** Job **
Say how many lines include the word "tính". Reply with nothing but the number.

[Stored records]
====================

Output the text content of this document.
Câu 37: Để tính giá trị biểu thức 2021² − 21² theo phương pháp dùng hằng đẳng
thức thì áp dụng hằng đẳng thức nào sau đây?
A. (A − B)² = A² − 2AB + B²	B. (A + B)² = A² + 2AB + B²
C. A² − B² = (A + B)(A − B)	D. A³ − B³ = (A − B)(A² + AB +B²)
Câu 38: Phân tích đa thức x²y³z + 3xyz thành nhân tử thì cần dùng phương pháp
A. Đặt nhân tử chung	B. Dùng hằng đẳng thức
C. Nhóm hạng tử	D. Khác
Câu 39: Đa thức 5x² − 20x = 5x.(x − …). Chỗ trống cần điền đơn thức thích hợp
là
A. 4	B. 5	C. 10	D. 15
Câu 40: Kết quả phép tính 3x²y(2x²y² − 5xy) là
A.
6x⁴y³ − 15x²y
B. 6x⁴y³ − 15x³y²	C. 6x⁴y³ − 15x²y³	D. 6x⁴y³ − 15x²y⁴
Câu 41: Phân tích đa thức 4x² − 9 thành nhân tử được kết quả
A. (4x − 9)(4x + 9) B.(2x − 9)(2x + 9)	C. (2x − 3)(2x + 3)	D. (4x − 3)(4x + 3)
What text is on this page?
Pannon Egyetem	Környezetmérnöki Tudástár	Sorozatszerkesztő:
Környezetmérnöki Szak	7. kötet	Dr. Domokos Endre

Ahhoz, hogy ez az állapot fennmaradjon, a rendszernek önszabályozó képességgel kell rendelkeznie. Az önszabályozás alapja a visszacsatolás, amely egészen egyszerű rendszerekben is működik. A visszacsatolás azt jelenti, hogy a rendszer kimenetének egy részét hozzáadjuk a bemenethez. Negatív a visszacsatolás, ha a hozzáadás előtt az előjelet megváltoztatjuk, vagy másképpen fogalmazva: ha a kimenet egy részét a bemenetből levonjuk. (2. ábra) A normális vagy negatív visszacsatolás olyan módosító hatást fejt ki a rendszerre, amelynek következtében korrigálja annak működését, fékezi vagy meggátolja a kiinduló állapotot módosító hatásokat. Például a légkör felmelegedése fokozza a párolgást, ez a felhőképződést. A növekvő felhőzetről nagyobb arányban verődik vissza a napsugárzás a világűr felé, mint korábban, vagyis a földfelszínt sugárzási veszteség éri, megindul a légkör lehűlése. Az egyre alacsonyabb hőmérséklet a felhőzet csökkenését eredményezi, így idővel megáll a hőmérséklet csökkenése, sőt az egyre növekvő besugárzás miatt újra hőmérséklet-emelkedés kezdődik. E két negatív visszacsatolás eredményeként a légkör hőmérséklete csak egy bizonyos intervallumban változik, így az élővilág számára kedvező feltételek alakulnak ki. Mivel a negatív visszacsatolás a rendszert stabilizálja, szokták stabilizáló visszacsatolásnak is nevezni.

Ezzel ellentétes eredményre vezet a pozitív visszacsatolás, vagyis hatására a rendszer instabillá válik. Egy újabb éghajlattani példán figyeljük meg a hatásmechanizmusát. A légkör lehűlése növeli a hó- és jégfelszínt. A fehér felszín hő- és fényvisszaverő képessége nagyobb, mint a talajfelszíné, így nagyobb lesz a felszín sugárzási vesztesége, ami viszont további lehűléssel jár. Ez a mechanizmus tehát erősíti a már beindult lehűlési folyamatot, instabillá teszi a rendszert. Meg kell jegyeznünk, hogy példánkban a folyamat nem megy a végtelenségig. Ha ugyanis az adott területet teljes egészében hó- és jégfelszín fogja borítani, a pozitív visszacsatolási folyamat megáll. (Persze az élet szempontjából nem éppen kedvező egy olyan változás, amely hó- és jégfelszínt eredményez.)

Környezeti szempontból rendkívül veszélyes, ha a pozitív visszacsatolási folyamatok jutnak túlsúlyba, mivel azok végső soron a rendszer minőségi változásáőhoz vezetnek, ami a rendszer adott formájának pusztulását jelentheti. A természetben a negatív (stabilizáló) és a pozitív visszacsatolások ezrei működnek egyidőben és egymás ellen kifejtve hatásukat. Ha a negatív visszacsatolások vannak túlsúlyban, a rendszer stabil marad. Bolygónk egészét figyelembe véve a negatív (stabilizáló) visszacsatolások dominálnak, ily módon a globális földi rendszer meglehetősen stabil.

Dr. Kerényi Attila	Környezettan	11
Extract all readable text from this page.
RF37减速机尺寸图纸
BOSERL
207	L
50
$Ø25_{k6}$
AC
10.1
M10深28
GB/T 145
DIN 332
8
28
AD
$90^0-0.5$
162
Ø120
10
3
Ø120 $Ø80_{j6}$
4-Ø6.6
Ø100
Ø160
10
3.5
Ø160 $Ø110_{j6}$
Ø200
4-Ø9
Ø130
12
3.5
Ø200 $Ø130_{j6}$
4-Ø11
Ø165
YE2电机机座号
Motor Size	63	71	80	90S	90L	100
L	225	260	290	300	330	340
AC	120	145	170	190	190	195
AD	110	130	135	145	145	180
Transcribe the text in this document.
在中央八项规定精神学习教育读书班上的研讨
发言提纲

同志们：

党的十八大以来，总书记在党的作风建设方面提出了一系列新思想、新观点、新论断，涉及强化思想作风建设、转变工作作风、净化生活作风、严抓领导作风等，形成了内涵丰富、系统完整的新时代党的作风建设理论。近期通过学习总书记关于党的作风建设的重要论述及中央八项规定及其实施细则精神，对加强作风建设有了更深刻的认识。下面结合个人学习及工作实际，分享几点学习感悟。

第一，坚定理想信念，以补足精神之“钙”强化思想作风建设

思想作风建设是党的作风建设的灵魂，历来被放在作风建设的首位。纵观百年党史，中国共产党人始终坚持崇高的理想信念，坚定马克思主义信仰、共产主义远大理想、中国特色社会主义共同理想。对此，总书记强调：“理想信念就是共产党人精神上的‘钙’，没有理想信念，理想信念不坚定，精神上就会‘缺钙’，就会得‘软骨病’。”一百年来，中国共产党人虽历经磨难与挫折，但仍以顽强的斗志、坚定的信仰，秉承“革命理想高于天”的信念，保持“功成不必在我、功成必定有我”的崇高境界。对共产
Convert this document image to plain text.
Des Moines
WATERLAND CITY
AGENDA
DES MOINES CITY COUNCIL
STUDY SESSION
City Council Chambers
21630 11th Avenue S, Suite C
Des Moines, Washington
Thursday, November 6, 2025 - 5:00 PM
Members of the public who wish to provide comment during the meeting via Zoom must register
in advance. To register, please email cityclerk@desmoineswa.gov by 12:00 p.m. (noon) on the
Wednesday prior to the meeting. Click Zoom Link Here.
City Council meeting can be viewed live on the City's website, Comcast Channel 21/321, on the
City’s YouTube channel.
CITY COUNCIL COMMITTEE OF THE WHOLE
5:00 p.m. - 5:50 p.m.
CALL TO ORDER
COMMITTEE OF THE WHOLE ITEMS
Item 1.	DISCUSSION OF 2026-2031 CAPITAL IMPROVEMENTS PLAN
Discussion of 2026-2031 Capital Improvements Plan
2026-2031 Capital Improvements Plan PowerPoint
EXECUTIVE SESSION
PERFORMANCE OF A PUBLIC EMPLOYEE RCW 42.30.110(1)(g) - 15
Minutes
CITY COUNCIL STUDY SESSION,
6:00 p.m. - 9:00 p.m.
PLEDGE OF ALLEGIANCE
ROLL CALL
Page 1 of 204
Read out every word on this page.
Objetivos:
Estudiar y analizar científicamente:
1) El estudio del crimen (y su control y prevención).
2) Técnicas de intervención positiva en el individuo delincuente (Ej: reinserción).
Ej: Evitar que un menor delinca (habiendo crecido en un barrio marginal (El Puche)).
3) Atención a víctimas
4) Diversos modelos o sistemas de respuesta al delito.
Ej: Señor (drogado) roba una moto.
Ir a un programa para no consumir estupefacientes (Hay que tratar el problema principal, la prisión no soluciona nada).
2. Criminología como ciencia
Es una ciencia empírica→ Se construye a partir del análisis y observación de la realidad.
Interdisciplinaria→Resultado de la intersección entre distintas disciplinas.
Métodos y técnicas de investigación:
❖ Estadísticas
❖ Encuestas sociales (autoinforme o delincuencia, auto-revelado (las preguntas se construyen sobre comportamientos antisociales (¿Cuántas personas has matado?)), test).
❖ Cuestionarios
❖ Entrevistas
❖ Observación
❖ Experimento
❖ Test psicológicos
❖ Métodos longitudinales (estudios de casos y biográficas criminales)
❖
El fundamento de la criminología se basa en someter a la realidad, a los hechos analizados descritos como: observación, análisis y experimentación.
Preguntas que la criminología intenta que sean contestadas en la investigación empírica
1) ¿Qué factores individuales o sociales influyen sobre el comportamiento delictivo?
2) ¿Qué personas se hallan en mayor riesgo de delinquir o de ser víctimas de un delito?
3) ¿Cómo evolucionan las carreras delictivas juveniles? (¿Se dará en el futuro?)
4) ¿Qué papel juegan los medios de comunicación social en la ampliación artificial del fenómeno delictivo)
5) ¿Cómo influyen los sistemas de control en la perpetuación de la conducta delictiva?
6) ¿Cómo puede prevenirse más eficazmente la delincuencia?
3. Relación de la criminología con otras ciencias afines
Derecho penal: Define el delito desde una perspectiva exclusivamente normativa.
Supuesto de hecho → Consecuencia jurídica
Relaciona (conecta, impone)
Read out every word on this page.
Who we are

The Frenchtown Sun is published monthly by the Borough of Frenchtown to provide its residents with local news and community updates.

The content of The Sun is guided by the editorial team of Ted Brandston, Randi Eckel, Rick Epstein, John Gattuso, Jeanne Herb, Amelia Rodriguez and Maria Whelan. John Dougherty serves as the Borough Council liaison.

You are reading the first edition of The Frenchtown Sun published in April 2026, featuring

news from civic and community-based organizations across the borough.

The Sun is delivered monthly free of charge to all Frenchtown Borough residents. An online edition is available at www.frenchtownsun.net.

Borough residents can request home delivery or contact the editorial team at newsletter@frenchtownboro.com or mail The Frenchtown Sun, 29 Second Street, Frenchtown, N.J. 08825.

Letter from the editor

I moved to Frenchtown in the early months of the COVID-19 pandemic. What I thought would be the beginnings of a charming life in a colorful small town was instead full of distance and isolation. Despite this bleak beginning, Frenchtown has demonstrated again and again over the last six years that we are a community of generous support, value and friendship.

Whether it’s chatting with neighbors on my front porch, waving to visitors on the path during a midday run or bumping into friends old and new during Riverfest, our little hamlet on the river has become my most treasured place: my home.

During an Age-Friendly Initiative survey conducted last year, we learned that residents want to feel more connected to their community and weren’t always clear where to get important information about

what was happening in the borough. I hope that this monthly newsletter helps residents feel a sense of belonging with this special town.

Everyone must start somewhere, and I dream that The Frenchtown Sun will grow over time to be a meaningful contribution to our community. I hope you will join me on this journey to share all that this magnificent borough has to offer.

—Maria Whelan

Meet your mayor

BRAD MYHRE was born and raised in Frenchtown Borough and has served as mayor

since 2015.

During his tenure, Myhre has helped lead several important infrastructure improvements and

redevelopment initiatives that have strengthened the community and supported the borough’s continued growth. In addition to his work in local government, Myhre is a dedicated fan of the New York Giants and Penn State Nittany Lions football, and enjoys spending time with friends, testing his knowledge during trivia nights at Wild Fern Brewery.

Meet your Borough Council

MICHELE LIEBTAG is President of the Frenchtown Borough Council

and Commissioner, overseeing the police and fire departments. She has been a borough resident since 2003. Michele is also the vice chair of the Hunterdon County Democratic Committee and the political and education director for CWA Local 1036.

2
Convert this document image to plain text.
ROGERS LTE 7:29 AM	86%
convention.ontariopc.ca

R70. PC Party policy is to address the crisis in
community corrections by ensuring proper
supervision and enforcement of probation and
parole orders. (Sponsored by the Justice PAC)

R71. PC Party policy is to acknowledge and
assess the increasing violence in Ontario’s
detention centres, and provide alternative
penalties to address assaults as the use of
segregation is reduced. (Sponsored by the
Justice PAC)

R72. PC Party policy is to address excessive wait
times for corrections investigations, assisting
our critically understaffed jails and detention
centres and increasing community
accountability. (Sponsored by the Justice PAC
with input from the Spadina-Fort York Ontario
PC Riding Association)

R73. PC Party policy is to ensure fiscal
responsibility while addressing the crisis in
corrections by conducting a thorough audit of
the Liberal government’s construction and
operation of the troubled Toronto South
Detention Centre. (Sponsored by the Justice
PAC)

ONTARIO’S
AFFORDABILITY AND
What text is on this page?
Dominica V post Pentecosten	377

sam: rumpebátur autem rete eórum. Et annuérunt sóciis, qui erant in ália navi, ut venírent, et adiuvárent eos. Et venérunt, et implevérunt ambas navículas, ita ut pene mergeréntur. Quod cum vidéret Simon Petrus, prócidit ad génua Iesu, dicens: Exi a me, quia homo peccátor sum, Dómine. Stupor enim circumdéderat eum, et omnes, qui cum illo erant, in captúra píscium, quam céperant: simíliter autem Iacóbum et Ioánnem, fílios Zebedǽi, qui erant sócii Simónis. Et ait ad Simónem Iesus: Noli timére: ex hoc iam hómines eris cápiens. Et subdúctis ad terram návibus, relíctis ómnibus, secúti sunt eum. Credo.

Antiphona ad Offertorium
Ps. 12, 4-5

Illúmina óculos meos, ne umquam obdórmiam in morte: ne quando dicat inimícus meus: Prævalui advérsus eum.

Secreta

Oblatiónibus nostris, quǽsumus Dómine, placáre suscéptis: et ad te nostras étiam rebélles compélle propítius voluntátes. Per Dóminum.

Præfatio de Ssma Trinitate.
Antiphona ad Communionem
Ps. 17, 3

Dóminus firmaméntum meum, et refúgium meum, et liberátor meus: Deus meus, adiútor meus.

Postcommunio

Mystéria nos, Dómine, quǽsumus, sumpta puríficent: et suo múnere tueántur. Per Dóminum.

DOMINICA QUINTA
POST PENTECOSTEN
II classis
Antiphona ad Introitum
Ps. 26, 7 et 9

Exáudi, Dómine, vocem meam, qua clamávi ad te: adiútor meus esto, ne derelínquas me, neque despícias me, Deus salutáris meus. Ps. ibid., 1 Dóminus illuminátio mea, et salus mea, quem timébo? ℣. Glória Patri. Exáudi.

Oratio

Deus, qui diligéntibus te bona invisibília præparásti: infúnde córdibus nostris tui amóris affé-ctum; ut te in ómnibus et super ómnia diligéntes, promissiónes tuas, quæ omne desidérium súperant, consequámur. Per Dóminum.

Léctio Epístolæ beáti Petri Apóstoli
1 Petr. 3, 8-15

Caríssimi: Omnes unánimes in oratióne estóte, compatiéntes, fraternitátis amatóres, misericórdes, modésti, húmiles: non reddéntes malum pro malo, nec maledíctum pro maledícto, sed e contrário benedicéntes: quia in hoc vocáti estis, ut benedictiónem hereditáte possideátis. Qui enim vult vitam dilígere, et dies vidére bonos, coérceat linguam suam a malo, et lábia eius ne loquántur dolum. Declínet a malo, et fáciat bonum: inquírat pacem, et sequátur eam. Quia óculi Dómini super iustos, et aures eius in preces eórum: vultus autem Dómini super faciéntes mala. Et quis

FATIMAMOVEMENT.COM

====================

** Answer for the task **
2